Give back the full listing verbatim, apart from its images.

(Stored items from a collection)
§

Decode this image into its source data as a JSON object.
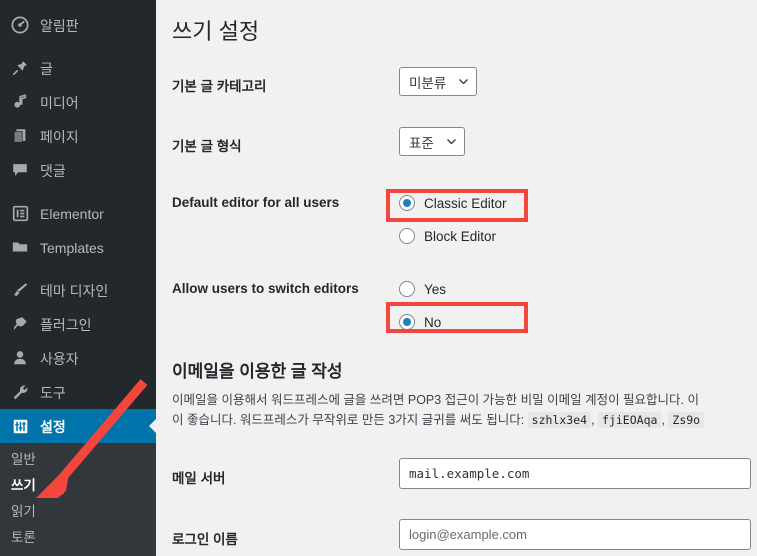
{
  "sidebar": {
    "items": [
      {
        "label": "알림판",
        "icon": "dashboard-icon",
        "active": false
      },
      {
        "label": "글",
        "icon": "pin-icon",
        "active": false
      },
      {
        "label": "미디어",
        "icon": "media-icon",
        "active": false
      },
      {
        "label": "페이지",
        "icon": "pages-icon",
        "active": false
      },
      {
        "label": "댓글",
        "icon": "comments-icon",
        "active": false
      },
      {
        "label": "Elementor",
        "icon": "elementor-icon",
        "active": false
      },
      {
        "label": "Templates",
        "icon": "folder-icon",
        "active": false
      },
      {
        "label": "테마 디자인",
        "icon": "appearance-brush-icon",
        "active": false
      },
      {
        "label": "플러그인",
        "icon": "plugins-plug-icon",
        "active": false
      },
      {
        "label": "사용자",
        "icon": "users-icon",
        "active": false
      },
      {
        "label": "도구",
        "icon": "tools-wrench-icon",
        "active": false
      },
      {
        "label": "설정",
        "icon": "settings-sliders-icon",
        "active": true
      }
    ],
    "submenu": [
      {
        "label": "일반",
        "current": false
      },
      {
        "label": "쓰기",
        "current": true
      },
      {
        "label": "읽기",
        "current": false
      },
      {
        "label": "토론",
        "current": false
      }
    ]
  },
  "page": {
    "title": "쓰기 설정"
  },
  "fields": {
    "default_category": {
      "label": "기본 글 카테고리",
      "value": "미분류"
    },
    "default_post_format": {
      "label": "기본 글 형식",
      "value": "표준"
    },
    "default_editor": {
      "label": "Default editor for all users",
      "options": [
        {
          "label": "Classic Editor",
          "checked": true
        },
        {
          "label": "Block Editor",
          "checked": false
        }
      ]
    },
    "allow_switch": {
      "label": "Allow users to switch editors",
      "options": [
        {
          "label": "Yes",
          "checked": false
        },
        {
          "label": "No",
          "checked": true
        }
      ]
    },
    "mail_server": {
      "label": "메일 서버",
      "value": "mail.example.com"
    },
    "login_name": {
      "label": "로그인 이름",
      "value": "",
      "placeholder": "login@example.com"
    }
  },
  "email_section": {
    "heading": "이메일을 이용한 글 작성",
    "desc_part1": "이메일을 이용해서 워드프레스에 글을 쓰려면 POP3 접근이 가능한 비밀 이메일 계정이 필요합니다. 이",
    "desc_part2": "이 좋습니다. 워드프레스가 무작위로 만든 3가지 글귀를 써도 됩니다:",
    "codes": [
      "szhlx3e4",
      "fjiEOAqa",
      "Zs9o"
    ],
    "separator": ","
  },
  "annotations": {
    "highlight_color": "#f4463c",
    "arrow_color": "#f4463c",
    "boxes": [
      {
        "name": "classic-editor-highlight"
      },
      {
        "name": "no-option-highlight"
      }
    ]
  },
  "colors": {
    "sidebar_bg": "#23282d",
    "submenu_bg": "#32373c",
    "active_blue": "#0073aa",
    "content_bg": "#f1f1f1",
    "radio_blue": "#1f7fbf"
  }
}
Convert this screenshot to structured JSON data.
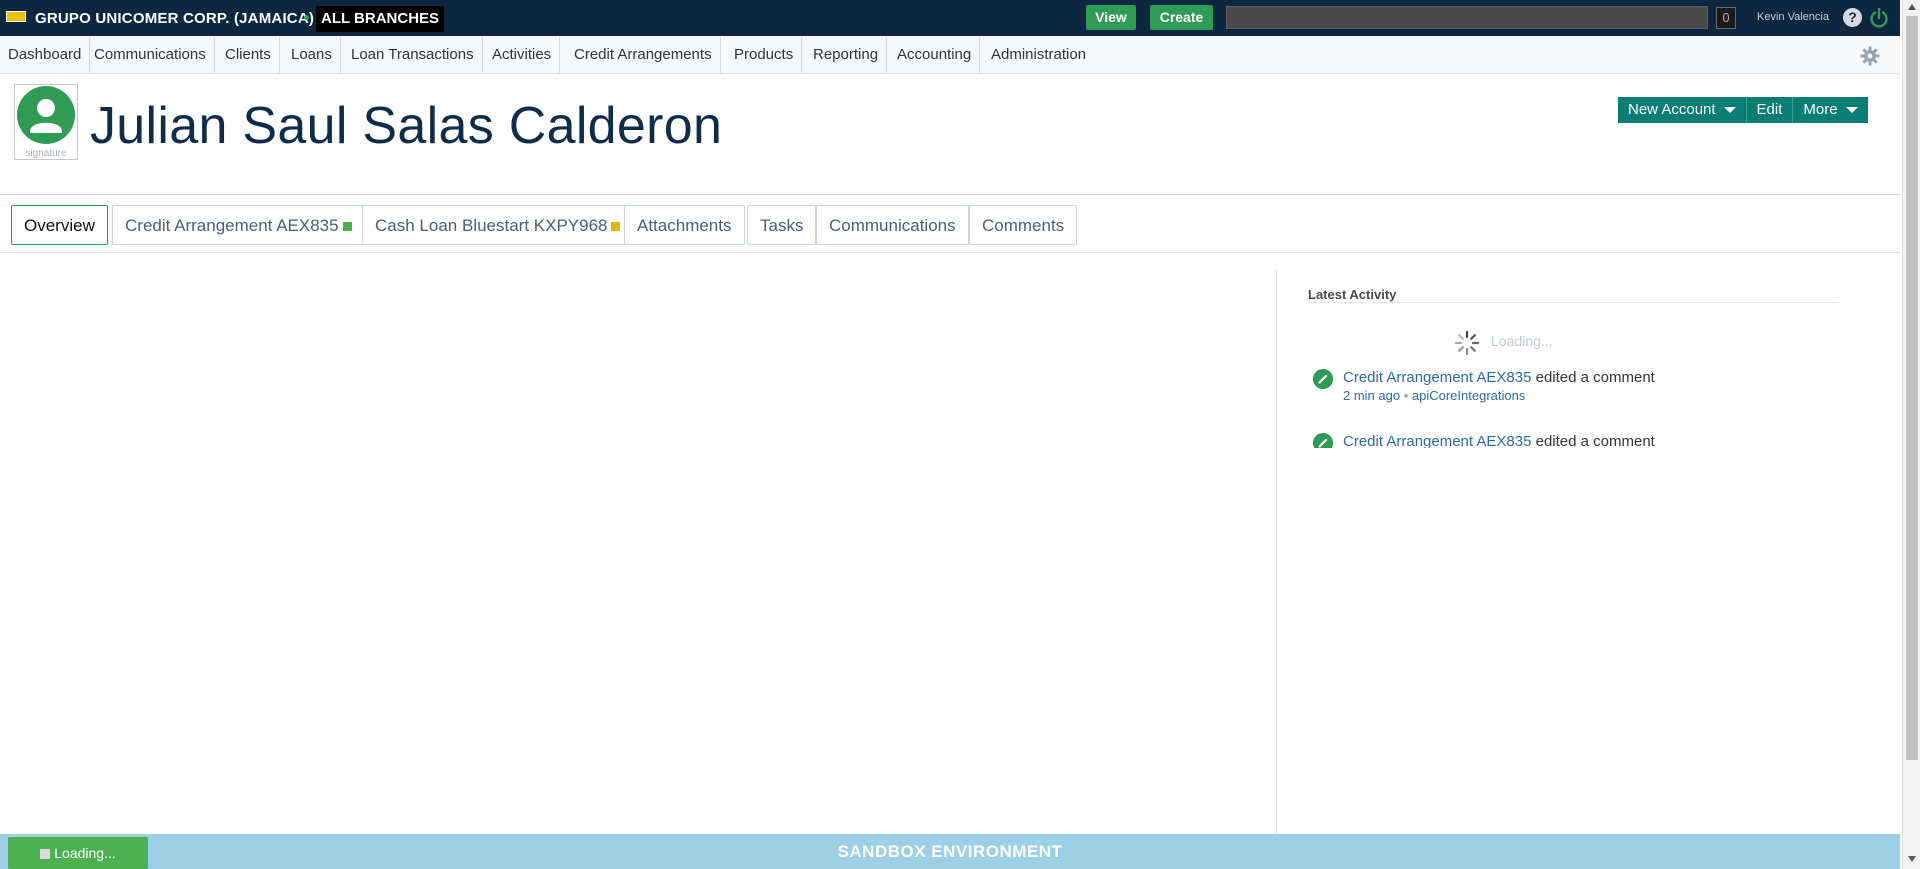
{
  "topbar": {
    "org": "GRUPO UNICOMER CORP. (JAMAICA)",
    "branch": "ALL BRANCHES",
    "view_label": "View",
    "create_label": "Create",
    "search_value": "",
    "counter": "0",
    "user": "Kevin Valencia",
    "help_glyph": "?",
    "icons": [
      "logo",
      "help-icon",
      "power-icon"
    ],
    "bg_color": "#0d2741",
    "accent_green": "#2f9b55"
  },
  "nav": {
    "items": [
      "Dashboard",
      "Communications",
      "Clients",
      "Loans",
      "Loan Transactions",
      "Activities",
      "Credit Arrangements",
      "Products",
      "Reporting",
      "Accounting",
      "Administration"
    ],
    "settings_icon": "gear-icon"
  },
  "header": {
    "avatar_caption": "signature",
    "client_name": "Julian Saul Salas Calderon",
    "actions": {
      "new_account": "New Account",
      "edit": "Edit",
      "more": "More"
    },
    "action_color": "#0a7d74"
  },
  "tabs": [
    {
      "label": "Overview",
      "active": true
    },
    {
      "label": "Credit Arrangement AEX835",
      "status_color": "#4caf50"
    },
    {
      "label": "Cash Loan Bluestart KXPY968",
      "status_color": "#e0b800"
    },
    {
      "label": "Attachments"
    },
    {
      "label": "Tasks"
    },
    {
      "label": "Communications"
    },
    {
      "label": "Comments"
    }
  ],
  "latest_activity": {
    "title": "Latest Activity",
    "loading": "Loading...",
    "items": [
      {
        "link": "Credit Arrangement AEX835",
        "action": " edited a comment",
        "time": "2 min ago",
        "sep": " • ",
        "user": "apiCoreIntegrations"
      },
      {
        "link": "Credit Arrangement AEX835",
        "action": " edited a comment"
      }
    ]
  },
  "footer": {
    "environment": "SANDBOX ENVIRONMENT",
    "loading": "Loading...",
    "bg_color": "#9dcfe6"
  }
}
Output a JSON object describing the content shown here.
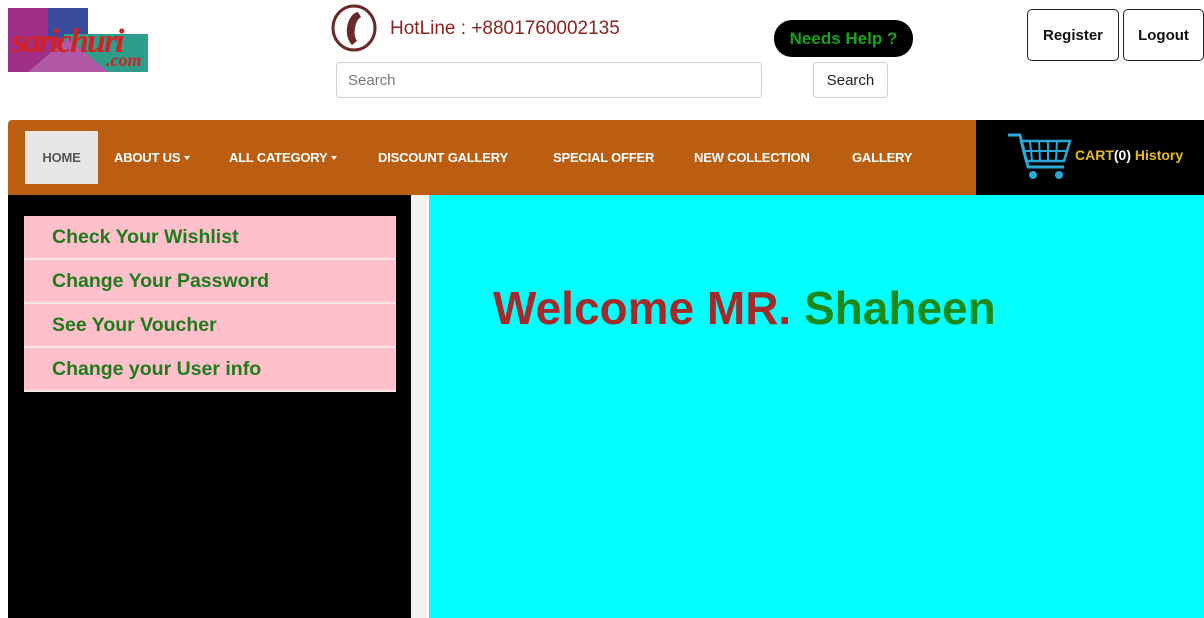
{
  "header": {
    "logo_text": "sarichuri.com",
    "hotline": "HotLine : +8801760002135",
    "needs_help": "Needs Help ?",
    "search_placeholder": "Search",
    "search_button": "Search",
    "register_button": "Register",
    "logout_button": "Logout"
  },
  "nav": {
    "items": [
      {
        "label": "HOME",
        "has_dropdown": false,
        "active": true
      },
      {
        "label": "ABOUT US",
        "has_dropdown": true
      },
      {
        "label": "ALL CATEGORY",
        "has_dropdown": true
      },
      {
        "label": "DISCOUNT GALLERY",
        "has_dropdown": false
      },
      {
        "label": "SPECIAL OFFER",
        "has_dropdown": false
      },
      {
        "label": "NEW COLLECTION",
        "has_dropdown": false
      },
      {
        "label": "GALLERY",
        "has_dropdown": false
      }
    ],
    "cart": {
      "label": "CART",
      "count": "(0)",
      "history": "History"
    }
  },
  "sidebar": {
    "items": [
      {
        "label": "Check Your Wishlist"
      },
      {
        "label": "Change Your Password"
      },
      {
        "label": "See Your Voucher"
      },
      {
        "label": "Change your User info"
      }
    ]
  },
  "main": {
    "welcome_prefix": "Welcome MR.",
    "welcome_name": "Shaheen"
  },
  "colors": {
    "navbar": "#bc5e12",
    "sidebar_item_bg": "#ffc0cb",
    "sidebar_text": "#207a1e",
    "main_bg": "#00ffff",
    "welcome_prefix": "#a52a2a",
    "welcome_name": "#1a8a1a"
  },
  "icons": [
    "logo-icon",
    "phone-icon",
    "caret-down-icon",
    "cart-icon"
  ]
}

§

• WORKED SOLUTION
Decode this image into its source data as a JSON object.
{
  "sidebar": {
    "items": [
      {
        "label": "알림판",
        "icon": "dashboard-icon",
        "active": false
      },
      {
        "label": "글",
        "icon": "pin-icon",
        "active": false
      },
      {
        "label": "미디어",
        "icon": "media-icon",
        "active": false
      },
      {
        "label": "페이지",
        "icon": "pages-icon",
        "active": false
      },
      {
        "label": "댓글",
        "icon": "comments-icon",
        "active": false
      },
      {
        "label": "Elementor",
        "icon": "elementor-icon",
        "active": false
      },
      {
        "label": "Templates",
        "icon": "folder-icon",
        "active": false
      },
      {
        "label": "테마 디자인",
        "icon": "appearance-brush-icon",
        "active": false
      },
      {
        "label": "플러그인",
        "icon": "plugins-plug-icon",
        "active": false
      },
      {
        "label": "사용자",
        "icon": "users-icon",
        "active": false
      },
      {
        "label": "도구",
        "icon": "tools-wrench-icon",
        "active": false
      },
      {
        "label": "설정",
        "icon": "settings-sliders-icon",
        "active": true
      }
    ],
    "submenu": [
      {
        "label": "일반",
        "current": false
      },
      {
        "label": "쓰기",
        "current": true
      },
      {
        "label": "읽기",
        "current": false
      },
      {
        "label": "토론",
        "current": false
      }
    ]
  },
  "page": {
    "title": "쓰기 설정"
  },
  "fields": {
    "default_category": {
      "label": "기본 글 카테고리",
      "value": "미분류"
    },
    "default_post_format": {
      "label": "기본 글 형식",
      "value": "표준"
    },
    "default_editor": {
      "label": "Default editor for all users",
      "options": [
        {
          "label": "Classic Editor",
          "checked": true
        },
        {
          "label": "Block Editor",
          "checked": false
        }
      ]
    },
    "allow_switch": {
      "label": "Allow users to switch editors",
      "options": [
        {
          "label": "Yes",
          "checked": false
        },
        {
          "label": "No",
          "checked": true
        }
      ]
    },
    "mail_server": {
      "label": "메일 서버",
      "value": "mail.example.com"
    },
    "login_name": {
      "label": "로그인 이름",
      "value": "",
      "placeholder": "login@example.com"
    }
  },
  "email_section": {
    "heading": "이메일을 이용한 글 작성",
    "desc_part1": "이메일을 이용해서 워드프레스에 글을 쓰려면 POP3 접근이 가능한 비밀 이메일 계정이 필요합니다. 이",
    "desc_part2": "이 좋습니다. 워드프레스가 무작위로 만든 3가지 글귀를 써도 됩니다:",
    "codes": [
      "szhlx3e4",
      "fjiEOAqa",
      "Zs9o"
    ],
    "separator": ","
  },
  "annotations": {
    "highlight_color": "#f4463c",
    "arrow_color": "#f4463c",
    "boxes": [
      {
        "name": "classic-editor-highlight"
      },
      {
        "name": "no-option-highlight"
      }
    ]
  },
  "colors": {
    "sidebar_bg": "#23282d",
    "submenu_bg": "#32373c",
    "active_blue": "#0073aa",
    "content_bg": "#f1f1f1",
    "radio_blue": "#1f7fbf"
  }
}
Convert this screenshot to structured JSON data.
{
  "topbar": {
    "org": "GRUPO UNICOMER CORP. (JAMAICA)",
    "branch": "ALL BRANCHES",
    "view_label": "View",
    "create_label": "Create",
    "search_value": "",
    "counter": "0",
    "user": "Kevin Valencia",
    "help_glyph": "?",
    "icons": [
      "logo",
      "help-icon",
      "power-icon"
    ],
    "bg_color": "#0d2741",
    "accent_green": "#2f9b55"
  },
  "nav": {
    "items": [
      "Dashboard",
      "Communications",
      "Clients",
      "Loans",
      "Loan Transactions",
      "Activities",
      "Credit Arrangements",
      "Products",
      "Reporting",
      "Accounting",
      "Administration"
    ],
    "settings_icon": "gear-icon"
  },
  "header": {
    "avatar_caption": "signature",
    "client_name": "Julian Saul Salas Calderon",
    "actions": {
      "new_account": "New Account",
      "edit": "Edit",
      "more": "More"
    },
    "action_color": "#0a7d74"
  },
  "tabs": [
    {
      "label": "Overview",
      "active": true
    },
    {
      "label": "Credit Arrangement AEX835",
      "status_color": "#4caf50"
    },
    {
      "label": "Cash Loan Bluestart KXPY968",
      "status_color": "#e0b800"
    },
    {
      "label": "Attachments"
    },
    {
      "label": "Tasks"
    },
    {
      "label": "Communications"
    },
    {
      "label": "Comments"
    }
  ],
  "latest_activity": {
    "title": "Latest Activity",
    "loading": "Loading...",
    "items": [
      {
        "link": "Credit Arrangement AEX835",
        "action": " edited a comment",
        "time": "2 min ago",
        "sep": " • ",
        "user": "apiCoreIntegrations"
      },
      {
        "link": "Credit Arrangement AEX835",
        "action": " edited a comment"
      }
    ]
  },
  "footer": {
    "environment": "SANDBOX ENVIRONMENT",
    "loading": "Loading...",
    "bg_color": "#9dcfe6"
  }
}
Output a JSON object describing the content shown here.
{
  "header": {
    "logo_text": "sarichuri.com",
    "hotline": "HotLine : +8801760002135",
    "needs_help": "Needs Help ?",
    "search_placeholder": "Search",
    "search_button": "Search",
    "register_button": "Register",
    "logout_button": "Logout"
  },
  "nav": {
    "items": [
      {
        "label": "HOME",
        "has_dropdown": false,
        "active": true
      },
      {
        "label": "ABOUT US",
        "has_dropdown": true
      },
      {
        "label": "ALL CATEGORY",
        "has_dropdown": true
      },
      {
        "label": "DISCOUNT GALLERY",
        "has_dropdown": false
      },
      {
        "label": "SPECIAL OFFER",
        "has_dropdown": false
      },
      {
        "label": "NEW COLLECTION",
        "has_dropdown": false
      },
      {
        "label": "GALLERY",
        "has_dropdown": false
      }
    ],
    "cart": {
      "label": "CART",
      "count": "(0)",
      "history": "History"
    }
  },
  "sidebar": {
    "items": [
      {
        "label": "Check Your Wishlist"
      },
      {
        "label": "Change Your Password"
      },
      {
        "label": "See Your Voucher"
      },
      {
        "label": "Change your User info"
      }
    ]
  },
  "main": {
    "welcome_prefix": "Welcome MR.",
    "welcome_name": "Shaheen"
  },
  "colors": {
    "navbar": "#bc5e12",
    "sidebar_item_bg": "#ffc0cb",
    "sidebar_text": "#207a1e",
    "main_bg": "#00ffff",
    "welcome_prefix": "#a52a2a",
    "welcome_name": "#1a8a1a"
  },
  "icons": [
    "logo-icon",
    "phone-icon",
    "caret-down-icon",
    "cart-icon"
  ]
}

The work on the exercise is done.